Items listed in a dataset
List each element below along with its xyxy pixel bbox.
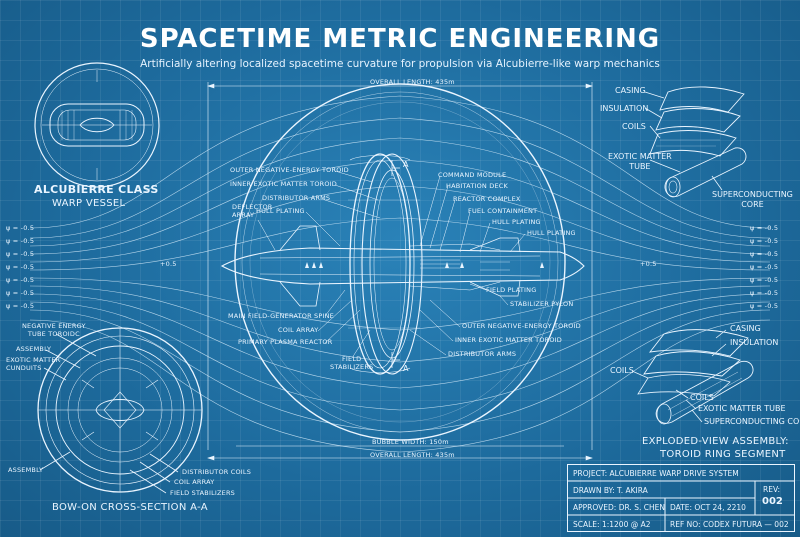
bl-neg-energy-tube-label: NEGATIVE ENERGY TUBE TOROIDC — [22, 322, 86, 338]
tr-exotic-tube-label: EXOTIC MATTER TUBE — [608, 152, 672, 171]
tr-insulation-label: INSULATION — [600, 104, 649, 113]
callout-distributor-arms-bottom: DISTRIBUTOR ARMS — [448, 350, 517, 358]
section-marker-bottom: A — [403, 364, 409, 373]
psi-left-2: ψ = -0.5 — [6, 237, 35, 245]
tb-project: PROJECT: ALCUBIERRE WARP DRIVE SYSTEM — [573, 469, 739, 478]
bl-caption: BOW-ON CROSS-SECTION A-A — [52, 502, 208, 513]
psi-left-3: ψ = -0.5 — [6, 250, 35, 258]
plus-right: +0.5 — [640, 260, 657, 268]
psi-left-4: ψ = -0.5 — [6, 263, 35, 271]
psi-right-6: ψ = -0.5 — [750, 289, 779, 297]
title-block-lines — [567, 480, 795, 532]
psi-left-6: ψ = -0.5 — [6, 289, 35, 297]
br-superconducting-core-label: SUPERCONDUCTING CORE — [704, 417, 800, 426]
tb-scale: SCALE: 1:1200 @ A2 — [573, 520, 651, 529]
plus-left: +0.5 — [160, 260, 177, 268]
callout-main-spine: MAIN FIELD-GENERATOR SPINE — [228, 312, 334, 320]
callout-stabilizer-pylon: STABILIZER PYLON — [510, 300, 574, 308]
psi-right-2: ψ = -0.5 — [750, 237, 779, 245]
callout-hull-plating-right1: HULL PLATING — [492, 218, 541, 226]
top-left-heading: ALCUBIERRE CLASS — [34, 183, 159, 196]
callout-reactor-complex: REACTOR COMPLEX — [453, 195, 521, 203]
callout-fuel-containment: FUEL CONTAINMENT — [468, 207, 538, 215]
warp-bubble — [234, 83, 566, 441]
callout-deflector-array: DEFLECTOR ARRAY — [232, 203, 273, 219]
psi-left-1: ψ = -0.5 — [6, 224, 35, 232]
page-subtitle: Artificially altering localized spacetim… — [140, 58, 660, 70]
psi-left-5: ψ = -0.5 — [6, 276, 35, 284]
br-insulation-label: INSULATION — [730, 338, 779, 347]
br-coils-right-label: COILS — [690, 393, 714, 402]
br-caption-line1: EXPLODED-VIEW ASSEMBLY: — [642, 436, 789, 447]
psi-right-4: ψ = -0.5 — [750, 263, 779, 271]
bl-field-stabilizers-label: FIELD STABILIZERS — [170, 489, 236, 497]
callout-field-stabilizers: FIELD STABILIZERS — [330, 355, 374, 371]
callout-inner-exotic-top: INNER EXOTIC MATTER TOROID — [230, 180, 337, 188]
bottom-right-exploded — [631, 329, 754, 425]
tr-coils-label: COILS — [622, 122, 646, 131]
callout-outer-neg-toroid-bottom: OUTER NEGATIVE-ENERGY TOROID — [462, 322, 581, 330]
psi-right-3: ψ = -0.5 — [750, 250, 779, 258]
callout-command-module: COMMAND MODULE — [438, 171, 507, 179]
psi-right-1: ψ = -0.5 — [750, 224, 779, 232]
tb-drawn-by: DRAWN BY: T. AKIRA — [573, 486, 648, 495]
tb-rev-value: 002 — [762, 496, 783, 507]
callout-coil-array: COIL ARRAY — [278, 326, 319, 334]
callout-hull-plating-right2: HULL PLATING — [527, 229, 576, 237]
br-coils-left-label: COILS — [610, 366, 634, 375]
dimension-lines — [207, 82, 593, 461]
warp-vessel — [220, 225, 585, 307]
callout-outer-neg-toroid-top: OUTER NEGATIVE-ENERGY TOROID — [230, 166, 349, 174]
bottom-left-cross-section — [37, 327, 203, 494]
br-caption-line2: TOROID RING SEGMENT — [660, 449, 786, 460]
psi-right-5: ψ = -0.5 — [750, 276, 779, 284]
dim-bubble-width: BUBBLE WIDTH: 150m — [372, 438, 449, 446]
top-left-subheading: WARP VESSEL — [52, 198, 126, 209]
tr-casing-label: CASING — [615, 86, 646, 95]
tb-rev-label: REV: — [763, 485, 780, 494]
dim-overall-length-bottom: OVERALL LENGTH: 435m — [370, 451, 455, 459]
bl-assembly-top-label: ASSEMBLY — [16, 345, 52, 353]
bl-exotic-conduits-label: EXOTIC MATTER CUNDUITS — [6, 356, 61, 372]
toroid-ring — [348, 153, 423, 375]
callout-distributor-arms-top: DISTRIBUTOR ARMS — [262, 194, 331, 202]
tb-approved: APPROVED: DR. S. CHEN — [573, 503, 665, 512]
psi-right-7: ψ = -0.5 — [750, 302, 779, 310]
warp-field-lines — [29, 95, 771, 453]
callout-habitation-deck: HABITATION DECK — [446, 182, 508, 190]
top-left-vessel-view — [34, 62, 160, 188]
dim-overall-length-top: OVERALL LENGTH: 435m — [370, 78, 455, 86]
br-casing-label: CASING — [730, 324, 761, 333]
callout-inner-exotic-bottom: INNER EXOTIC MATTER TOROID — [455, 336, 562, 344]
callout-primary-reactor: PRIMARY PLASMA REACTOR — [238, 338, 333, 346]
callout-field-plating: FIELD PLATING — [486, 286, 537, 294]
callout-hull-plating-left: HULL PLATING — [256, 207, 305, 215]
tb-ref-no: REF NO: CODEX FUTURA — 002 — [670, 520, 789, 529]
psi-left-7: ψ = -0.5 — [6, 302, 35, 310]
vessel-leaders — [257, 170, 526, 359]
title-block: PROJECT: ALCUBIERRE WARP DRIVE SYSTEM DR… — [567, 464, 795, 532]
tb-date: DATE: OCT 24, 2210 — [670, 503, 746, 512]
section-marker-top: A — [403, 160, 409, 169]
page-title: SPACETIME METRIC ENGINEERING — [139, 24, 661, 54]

● **Brief**: Reproduce every line of the data above word for word, omitting the pictures.

● **Task result**:
List each element below along with its xyxy pixel bbox.
bl-neg-energy-tube-label: NEGATIVE ENERGY TUBE TOROIDC — [22, 322, 86, 338]
tr-exotic-tube-label: EXOTIC MATTER TUBE — [608, 152, 672, 171]
tr-insulation-label: INSULATION — [600, 104, 649, 113]
callout-distributor-arms-bottom: DISTRIBUTOR ARMS — [448, 350, 517, 358]
section-marker-bottom: A — [403, 364, 409, 373]
psi-left-2: ψ = -0.5 — [6, 237, 35, 245]
tb-project: PROJECT: ALCUBIERRE WARP DRIVE SYSTEM — [573, 469, 739, 478]
bl-caption: BOW-ON CROSS-SECTION A-A — [52, 502, 208, 513]
psi-left-3: ψ = -0.5 — [6, 250, 35, 258]
plus-right: +0.5 — [640, 260, 657, 268]
psi-left-4: ψ = -0.5 — [6, 263, 35, 271]
psi-right-6: ψ = -0.5 — [750, 289, 779, 297]
title-block-lines — [567, 480, 795, 532]
psi-left-6: ψ = -0.5 — [6, 289, 35, 297]
br-superconducting-core-label: SUPERCONDUCTING CORE — [704, 417, 800, 426]
tb-scale: SCALE: 1:1200 @ A2 — [573, 520, 651, 529]
plus-left: +0.5 — [160, 260, 177, 268]
callout-main-spine: MAIN FIELD-GENERATOR SPINE — [228, 312, 334, 320]
callout-stabilizer-pylon: STABILIZER PYLON — [510, 300, 574, 308]
psi-right-2: ψ = -0.5 — [750, 237, 779, 245]
callout-hull-plating-right1: HULL PLATING — [492, 218, 541, 226]
top-left-heading: ALCUBIERRE CLASS — [34, 183, 159, 196]
callout-reactor-complex: REACTOR COMPLEX — [453, 195, 521, 203]
callout-fuel-containment: FUEL CONTAINMENT — [468, 207, 538, 215]
warp-bubble — [234, 83, 566, 441]
callout-deflector-array: DEFLECTOR ARRAY — [232, 203, 273, 219]
psi-left-1: ψ = -0.5 — [6, 224, 35, 232]
page-subtitle: Artificially altering localized spacetim… — [140, 58, 660, 70]
psi-left-5: ψ = -0.5 — [6, 276, 35, 284]
br-insulation-label: INSULATION — [730, 338, 779, 347]
br-coils-right-label: COILS — [690, 393, 714, 402]
br-caption-line1: EXPLODED-VIEW ASSEMBLY: — [642, 436, 789, 447]
psi-right-4: ψ = -0.5 — [750, 263, 779, 271]
bl-field-stabilizers-label: FIELD STABILIZERS — [170, 489, 236, 497]
callout-field-stabilizers: FIELD STABILIZERS — [330, 355, 374, 371]
callout-inner-exotic-top: INNER EXOTIC MATTER TOROID — [230, 180, 337, 188]
bottom-right-exploded — [631, 329, 754, 425]
tr-coils-label: COILS — [622, 122, 646, 131]
callout-outer-neg-toroid-bottom: OUTER NEGATIVE-ENERGY TOROID — [462, 322, 581, 330]
psi-right-3: ψ = -0.5 — [750, 250, 779, 258]
callout-command-module: COMMAND MODULE — [438, 171, 507, 179]
psi-right-1: ψ = -0.5 — [750, 224, 779, 232]
tb-drawn-by: DRAWN BY: T. AKIRA — [573, 486, 648, 495]
tb-rev-value: 002 — [762, 496, 783, 507]
callout-coil-array: COIL ARRAY — [278, 326, 319, 334]
callout-hull-plating-right2: HULL PLATING — [527, 229, 576, 237]
br-coils-left-label: COILS — [610, 366, 634, 375]
dimension-lines — [207, 82, 593, 461]
warp-vessel — [220, 225, 585, 307]
callout-outer-neg-toroid-top: OUTER NEGATIVE-ENERGY TOROID — [230, 166, 349, 174]
bottom-left-cross-section — [37, 327, 203, 494]
br-caption-line2: TOROID RING SEGMENT — [660, 449, 786, 460]
psi-right-5: ψ = -0.5 — [750, 276, 779, 284]
dim-bubble-width: BUBBLE WIDTH: 150m — [372, 438, 449, 446]
top-left-subheading: WARP VESSEL — [52, 198, 126, 209]
tr-casing-label: CASING — [615, 86, 646, 95]
tb-rev-label: REV: — [763, 485, 780, 494]
dim-overall-length-bottom: OVERALL LENGTH: 435m — [370, 451, 455, 459]
bl-assembly-top-label: ASSEMBLY — [16, 345, 52, 353]
bl-exotic-conduits-label: EXOTIC MATTER CUNDUITS — [6, 356, 61, 372]
toroid-ring — [348, 153, 423, 375]
callout-distributor-arms-top: DISTRIBUTOR ARMS — [262, 194, 331, 202]
tb-approved: APPROVED: DR. S. CHEN — [573, 503, 665, 512]
psi-right-7: ψ = -0.5 — [750, 302, 779, 310]
warp-field-lines — [29, 95, 771, 453]
callout-habitation-deck: HABITATION DECK — [446, 182, 508, 190]
top-left-vessel-view — [34, 62, 160, 188]
dim-overall-length-top: OVERALL LENGTH: 435m — [370, 78, 455, 86]
br-casing-label: CASING — [730, 324, 761, 333]
callout-inner-exotic-bottom: INNER EXOTIC MATTER TOROID — [455, 336, 562, 344]
callout-primary-reactor: PRIMARY PLASMA REACTOR — [238, 338, 333, 346]
callout-field-plating: FIELD PLATING — [486, 286, 537, 294]
callout-hull-plating-left: HULL PLATING — [256, 207, 305, 215]
tb-ref-no: REF NO: CODEX FUTURA — 002 — [670, 520, 789, 529]
psi-left-7: ψ = -0.5 — [6, 302, 35, 310]
vessel-leaders — [257, 170, 526, 359]
title-block: PROJECT: ALCUBIERRE WARP DRIVE SYSTEM DR… — [567, 464, 795, 532]
tb-date: DATE: OCT 24, 2210 — [670, 503, 746, 512]
section-marker-top: A — [403, 160, 409, 169]
page-title: SPACETIME METRIC ENGINEERING — [139, 24, 661, 54]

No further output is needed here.